> _Stated problem_:
Repeat each record exactly as written, and drop any images.

> _Records for this task_:
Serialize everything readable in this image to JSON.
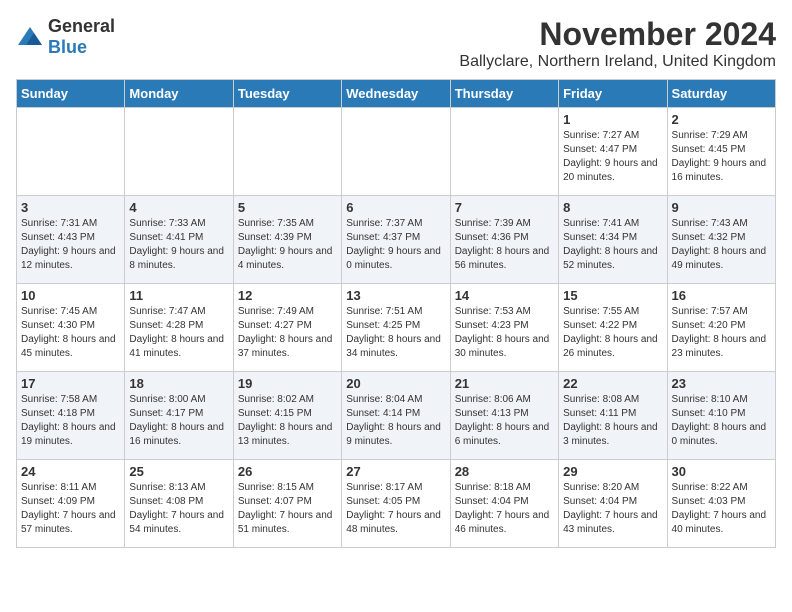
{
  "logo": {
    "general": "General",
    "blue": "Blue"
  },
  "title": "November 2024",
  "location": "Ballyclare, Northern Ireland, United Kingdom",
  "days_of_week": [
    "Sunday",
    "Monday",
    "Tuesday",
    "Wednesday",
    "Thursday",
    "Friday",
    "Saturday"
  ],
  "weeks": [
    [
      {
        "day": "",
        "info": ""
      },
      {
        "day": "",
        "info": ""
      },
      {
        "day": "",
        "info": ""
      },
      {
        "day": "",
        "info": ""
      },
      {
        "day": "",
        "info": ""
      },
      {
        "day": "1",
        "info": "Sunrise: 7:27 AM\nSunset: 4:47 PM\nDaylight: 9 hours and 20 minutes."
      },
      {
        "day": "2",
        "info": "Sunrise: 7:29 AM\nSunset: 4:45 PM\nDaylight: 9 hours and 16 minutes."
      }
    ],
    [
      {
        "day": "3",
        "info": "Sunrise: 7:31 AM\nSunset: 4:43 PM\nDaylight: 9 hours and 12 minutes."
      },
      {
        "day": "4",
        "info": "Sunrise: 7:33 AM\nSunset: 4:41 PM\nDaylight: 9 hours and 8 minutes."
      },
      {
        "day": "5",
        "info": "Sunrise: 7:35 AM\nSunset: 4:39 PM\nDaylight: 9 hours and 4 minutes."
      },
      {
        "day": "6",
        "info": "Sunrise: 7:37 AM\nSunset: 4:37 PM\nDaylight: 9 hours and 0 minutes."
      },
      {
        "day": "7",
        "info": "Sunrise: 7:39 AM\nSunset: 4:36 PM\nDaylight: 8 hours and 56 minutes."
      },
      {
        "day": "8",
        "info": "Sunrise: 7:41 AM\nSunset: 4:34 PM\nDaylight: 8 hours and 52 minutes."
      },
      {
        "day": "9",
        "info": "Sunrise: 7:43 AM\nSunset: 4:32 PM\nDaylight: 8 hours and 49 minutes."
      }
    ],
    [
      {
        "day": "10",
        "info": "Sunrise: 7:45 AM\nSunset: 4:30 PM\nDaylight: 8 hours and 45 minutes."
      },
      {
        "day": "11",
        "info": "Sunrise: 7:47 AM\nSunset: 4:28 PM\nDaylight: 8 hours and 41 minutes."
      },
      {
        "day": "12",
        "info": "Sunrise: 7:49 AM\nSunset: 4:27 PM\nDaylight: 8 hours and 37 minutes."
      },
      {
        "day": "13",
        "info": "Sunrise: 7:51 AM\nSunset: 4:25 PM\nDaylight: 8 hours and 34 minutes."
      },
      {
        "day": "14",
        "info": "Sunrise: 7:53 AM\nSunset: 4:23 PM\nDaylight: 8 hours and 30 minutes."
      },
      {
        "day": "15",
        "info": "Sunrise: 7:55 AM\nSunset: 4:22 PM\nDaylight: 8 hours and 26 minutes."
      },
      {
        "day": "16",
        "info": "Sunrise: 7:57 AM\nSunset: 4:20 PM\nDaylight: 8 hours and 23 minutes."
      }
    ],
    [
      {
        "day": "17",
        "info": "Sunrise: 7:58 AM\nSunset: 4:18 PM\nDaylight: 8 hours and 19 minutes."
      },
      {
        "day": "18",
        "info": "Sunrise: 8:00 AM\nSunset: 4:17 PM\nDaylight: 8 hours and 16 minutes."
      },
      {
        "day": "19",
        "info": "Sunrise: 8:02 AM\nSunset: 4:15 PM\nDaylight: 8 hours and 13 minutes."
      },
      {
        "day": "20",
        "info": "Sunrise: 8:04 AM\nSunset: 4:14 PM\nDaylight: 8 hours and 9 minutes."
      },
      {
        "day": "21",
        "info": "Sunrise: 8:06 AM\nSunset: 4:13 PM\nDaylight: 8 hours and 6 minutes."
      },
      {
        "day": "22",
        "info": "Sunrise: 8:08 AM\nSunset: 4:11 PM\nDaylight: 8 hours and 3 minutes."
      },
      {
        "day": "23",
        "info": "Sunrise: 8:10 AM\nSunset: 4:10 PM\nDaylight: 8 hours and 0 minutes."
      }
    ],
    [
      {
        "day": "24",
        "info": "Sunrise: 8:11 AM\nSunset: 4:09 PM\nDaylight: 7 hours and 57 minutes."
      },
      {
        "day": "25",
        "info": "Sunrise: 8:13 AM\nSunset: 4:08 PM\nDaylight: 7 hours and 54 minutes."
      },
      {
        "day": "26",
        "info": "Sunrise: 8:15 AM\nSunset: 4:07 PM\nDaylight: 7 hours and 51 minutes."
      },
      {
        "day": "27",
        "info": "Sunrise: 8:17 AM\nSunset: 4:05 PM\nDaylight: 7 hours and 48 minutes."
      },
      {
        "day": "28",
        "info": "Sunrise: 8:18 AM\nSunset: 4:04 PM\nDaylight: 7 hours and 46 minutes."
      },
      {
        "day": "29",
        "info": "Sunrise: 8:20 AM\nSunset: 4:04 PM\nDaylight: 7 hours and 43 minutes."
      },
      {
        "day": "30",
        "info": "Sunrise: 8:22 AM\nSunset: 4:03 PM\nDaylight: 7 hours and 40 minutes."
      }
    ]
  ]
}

> _Solution to the problem_:
Serialize everything readable in this image to JSON.
{
  "logo": {
    "general": "General",
    "blue": "Blue"
  },
  "title": "November 2024",
  "location": "Ballyclare, Northern Ireland, United Kingdom",
  "days_of_week": [
    "Sunday",
    "Monday",
    "Tuesday",
    "Wednesday",
    "Thursday",
    "Friday",
    "Saturday"
  ],
  "weeks": [
    [
      {
        "day": "",
        "info": ""
      },
      {
        "day": "",
        "info": ""
      },
      {
        "day": "",
        "info": ""
      },
      {
        "day": "",
        "info": ""
      },
      {
        "day": "",
        "info": ""
      },
      {
        "day": "1",
        "info": "Sunrise: 7:27 AM\nSunset: 4:47 PM\nDaylight: 9 hours and 20 minutes."
      },
      {
        "day": "2",
        "info": "Sunrise: 7:29 AM\nSunset: 4:45 PM\nDaylight: 9 hours and 16 minutes."
      }
    ],
    [
      {
        "day": "3",
        "info": "Sunrise: 7:31 AM\nSunset: 4:43 PM\nDaylight: 9 hours and 12 minutes."
      },
      {
        "day": "4",
        "info": "Sunrise: 7:33 AM\nSunset: 4:41 PM\nDaylight: 9 hours and 8 minutes."
      },
      {
        "day": "5",
        "info": "Sunrise: 7:35 AM\nSunset: 4:39 PM\nDaylight: 9 hours and 4 minutes."
      },
      {
        "day": "6",
        "info": "Sunrise: 7:37 AM\nSunset: 4:37 PM\nDaylight: 9 hours and 0 minutes."
      },
      {
        "day": "7",
        "info": "Sunrise: 7:39 AM\nSunset: 4:36 PM\nDaylight: 8 hours and 56 minutes."
      },
      {
        "day": "8",
        "info": "Sunrise: 7:41 AM\nSunset: 4:34 PM\nDaylight: 8 hours and 52 minutes."
      },
      {
        "day": "9",
        "info": "Sunrise: 7:43 AM\nSunset: 4:32 PM\nDaylight: 8 hours and 49 minutes."
      }
    ],
    [
      {
        "day": "10",
        "info": "Sunrise: 7:45 AM\nSunset: 4:30 PM\nDaylight: 8 hours and 45 minutes."
      },
      {
        "day": "11",
        "info": "Sunrise: 7:47 AM\nSunset: 4:28 PM\nDaylight: 8 hours and 41 minutes."
      },
      {
        "day": "12",
        "info": "Sunrise: 7:49 AM\nSunset: 4:27 PM\nDaylight: 8 hours and 37 minutes."
      },
      {
        "day": "13",
        "info": "Sunrise: 7:51 AM\nSunset: 4:25 PM\nDaylight: 8 hours and 34 minutes."
      },
      {
        "day": "14",
        "info": "Sunrise: 7:53 AM\nSunset: 4:23 PM\nDaylight: 8 hours and 30 minutes."
      },
      {
        "day": "15",
        "info": "Sunrise: 7:55 AM\nSunset: 4:22 PM\nDaylight: 8 hours and 26 minutes."
      },
      {
        "day": "16",
        "info": "Sunrise: 7:57 AM\nSunset: 4:20 PM\nDaylight: 8 hours and 23 minutes."
      }
    ],
    [
      {
        "day": "17",
        "info": "Sunrise: 7:58 AM\nSunset: 4:18 PM\nDaylight: 8 hours and 19 minutes."
      },
      {
        "day": "18",
        "info": "Sunrise: 8:00 AM\nSunset: 4:17 PM\nDaylight: 8 hours and 16 minutes."
      },
      {
        "day": "19",
        "info": "Sunrise: 8:02 AM\nSunset: 4:15 PM\nDaylight: 8 hours and 13 minutes."
      },
      {
        "day": "20",
        "info": "Sunrise: 8:04 AM\nSunset: 4:14 PM\nDaylight: 8 hours and 9 minutes."
      },
      {
        "day": "21",
        "info": "Sunrise: 8:06 AM\nSunset: 4:13 PM\nDaylight: 8 hours and 6 minutes."
      },
      {
        "day": "22",
        "info": "Sunrise: 8:08 AM\nSunset: 4:11 PM\nDaylight: 8 hours and 3 minutes."
      },
      {
        "day": "23",
        "info": "Sunrise: 8:10 AM\nSunset: 4:10 PM\nDaylight: 8 hours and 0 minutes."
      }
    ],
    [
      {
        "day": "24",
        "info": "Sunrise: 8:11 AM\nSunset: 4:09 PM\nDaylight: 7 hours and 57 minutes."
      },
      {
        "day": "25",
        "info": "Sunrise: 8:13 AM\nSunset: 4:08 PM\nDaylight: 7 hours and 54 minutes."
      },
      {
        "day": "26",
        "info": "Sunrise: 8:15 AM\nSunset: 4:07 PM\nDaylight: 7 hours and 51 minutes."
      },
      {
        "day": "27",
        "info": "Sunrise: 8:17 AM\nSunset: 4:05 PM\nDaylight: 7 hours and 48 minutes."
      },
      {
        "day": "28",
        "info": "Sunrise: 8:18 AM\nSunset: 4:04 PM\nDaylight: 7 hours and 46 minutes."
      },
      {
        "day": "29",
        "info": "Sunrise: 8:20 AM\nSunset: 4:04 PM\nDaylight: 7 hours and 43 minutes."
      },
      {
        "day": "30",
        "info": "Sunrise: 8:22 AM\nSunset: 4:03 PM\nDaylight: 7 hours and 40 minutes."
      }
    ]
  ]
}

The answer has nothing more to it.